■ **Direction**:
Go through the entries one line at a time, and gather every line that has the word "الإمام".

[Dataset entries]
+--
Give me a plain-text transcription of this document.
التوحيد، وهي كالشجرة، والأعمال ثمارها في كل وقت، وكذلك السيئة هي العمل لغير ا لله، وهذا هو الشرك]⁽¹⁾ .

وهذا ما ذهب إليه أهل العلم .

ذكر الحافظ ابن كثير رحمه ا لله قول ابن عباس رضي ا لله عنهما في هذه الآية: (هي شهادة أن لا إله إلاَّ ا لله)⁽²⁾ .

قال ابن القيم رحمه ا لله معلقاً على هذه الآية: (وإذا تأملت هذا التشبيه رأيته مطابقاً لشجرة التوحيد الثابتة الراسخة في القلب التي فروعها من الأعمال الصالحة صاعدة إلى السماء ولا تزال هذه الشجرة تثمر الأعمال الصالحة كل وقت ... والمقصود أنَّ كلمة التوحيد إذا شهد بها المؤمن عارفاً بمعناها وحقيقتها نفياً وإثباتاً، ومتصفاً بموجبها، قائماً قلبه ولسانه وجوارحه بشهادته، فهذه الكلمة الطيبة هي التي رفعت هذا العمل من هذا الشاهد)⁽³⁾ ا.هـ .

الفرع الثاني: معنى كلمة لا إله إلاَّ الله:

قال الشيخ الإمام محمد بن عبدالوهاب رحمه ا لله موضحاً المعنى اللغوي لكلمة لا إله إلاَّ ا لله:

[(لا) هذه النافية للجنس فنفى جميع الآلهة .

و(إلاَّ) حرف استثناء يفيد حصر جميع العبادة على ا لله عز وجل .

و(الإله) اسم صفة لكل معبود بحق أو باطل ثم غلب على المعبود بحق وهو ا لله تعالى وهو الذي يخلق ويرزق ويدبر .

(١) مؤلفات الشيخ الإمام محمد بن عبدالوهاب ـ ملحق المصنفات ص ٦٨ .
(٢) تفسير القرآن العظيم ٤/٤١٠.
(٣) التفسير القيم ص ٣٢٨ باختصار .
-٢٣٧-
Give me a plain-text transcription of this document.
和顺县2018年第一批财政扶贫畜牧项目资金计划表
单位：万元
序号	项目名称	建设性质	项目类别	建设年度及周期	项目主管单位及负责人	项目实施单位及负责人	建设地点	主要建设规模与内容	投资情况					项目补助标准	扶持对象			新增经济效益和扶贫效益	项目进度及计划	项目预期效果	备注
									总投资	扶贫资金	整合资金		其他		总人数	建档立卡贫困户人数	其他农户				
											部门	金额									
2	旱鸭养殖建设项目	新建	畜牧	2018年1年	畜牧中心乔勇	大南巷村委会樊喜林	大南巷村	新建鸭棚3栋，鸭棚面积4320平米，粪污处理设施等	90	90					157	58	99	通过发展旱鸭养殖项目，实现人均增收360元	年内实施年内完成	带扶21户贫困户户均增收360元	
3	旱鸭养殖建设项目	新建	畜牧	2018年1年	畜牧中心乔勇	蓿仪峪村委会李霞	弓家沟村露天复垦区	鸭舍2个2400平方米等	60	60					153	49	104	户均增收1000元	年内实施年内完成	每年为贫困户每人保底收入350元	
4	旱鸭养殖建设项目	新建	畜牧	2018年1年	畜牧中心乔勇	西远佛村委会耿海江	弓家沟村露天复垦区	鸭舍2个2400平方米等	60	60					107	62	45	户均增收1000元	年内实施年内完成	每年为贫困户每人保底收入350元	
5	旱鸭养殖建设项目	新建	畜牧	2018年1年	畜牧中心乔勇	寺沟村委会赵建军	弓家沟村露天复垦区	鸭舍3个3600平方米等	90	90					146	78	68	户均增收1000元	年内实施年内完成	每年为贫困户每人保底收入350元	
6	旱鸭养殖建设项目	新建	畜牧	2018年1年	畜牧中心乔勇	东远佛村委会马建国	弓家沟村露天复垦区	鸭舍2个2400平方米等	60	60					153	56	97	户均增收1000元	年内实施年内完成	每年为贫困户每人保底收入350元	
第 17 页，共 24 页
+--
■ **Result for this exercise**:
قال الشيخ الإمام محمد بن عبدالوهاب رحمه ا لله موضحاً المعنى اللغوي لكلمة لا إله إلاَّ ا لله:
(١) مؤلفات الشيخ الإمام محمد بن عبدالوهاب ـ ملحق المصنفات ص ٦٨ .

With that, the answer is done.